* _Data for this task_

- - - - - - -

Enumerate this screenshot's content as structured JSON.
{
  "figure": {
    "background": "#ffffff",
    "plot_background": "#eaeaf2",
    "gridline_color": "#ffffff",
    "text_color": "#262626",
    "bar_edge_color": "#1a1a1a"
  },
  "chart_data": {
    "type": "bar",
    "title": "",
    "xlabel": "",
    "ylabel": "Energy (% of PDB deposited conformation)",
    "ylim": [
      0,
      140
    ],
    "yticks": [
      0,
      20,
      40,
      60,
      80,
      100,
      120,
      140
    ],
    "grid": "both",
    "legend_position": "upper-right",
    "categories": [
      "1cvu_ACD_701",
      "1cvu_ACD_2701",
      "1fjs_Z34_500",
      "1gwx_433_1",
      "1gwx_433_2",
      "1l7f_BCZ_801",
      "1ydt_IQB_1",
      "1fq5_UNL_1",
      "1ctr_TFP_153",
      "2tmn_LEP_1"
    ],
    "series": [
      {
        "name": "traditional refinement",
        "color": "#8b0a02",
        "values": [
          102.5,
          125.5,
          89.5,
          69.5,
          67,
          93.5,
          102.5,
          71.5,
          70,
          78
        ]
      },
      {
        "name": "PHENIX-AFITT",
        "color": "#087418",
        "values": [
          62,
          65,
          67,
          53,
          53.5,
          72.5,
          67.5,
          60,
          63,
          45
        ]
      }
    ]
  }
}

- - - - - - -

* _What you need to do_
Print the listing above in its entirety, with every line exact.

* _Response_
Enumerate this screenshot's content as structured JSON.
{
  "figure": {
    "background": "#ffffff",
    "plot_background": "#eaeaf2",
    "gridline_color": "#ffffff",
    "text_color": "#262626",
    "bar_edge_color": "#1a1a1a"
  },
  "chart_data": {
    "type": "bar",
    "title": "",
    "xlabel": "",
    "ylabel": "Energy (% of PDB deposited conformation)",
    "ylim": [
      0,
      140
    ],
    "yticks": [
      0,
      20,
      40,
      60,
      80,
      100,
      120,
      140
    ],
    "grid": "both",
    "legend_position": "upper-right",
    "categories": [
      "1cvu_ACD_701",
      "1cvu_ACD_2701",
      "1fjs_Z34_500",
      "1gwx_433_1",
      "1gwx_433_2",
      "1l7f_BCZ_801",
      "1ydt_IQB_1",
      "1fq5_UNL_1",
      "1ctr_TFP_153",
      "2tmn_LEP_1"
    ],
    "series": [
      {
        "name": "traditional refinement",
        "color": "#8b0a02",
        "values": [
          102.5,
          125.5,
          89.5,
          69.5,
          67,
          93.5,
          102.5,
          71.5,
          70,
          78
        ]
      },
      {
        "name": "PHENIX-AFITT",
        "color": "#087418",
        "values": [
          62,
          65,
          67,
          53,
          53.5,
          72.5,
          67.5,
          60,
          63,
          45
        ]
      }
    ]
  }
}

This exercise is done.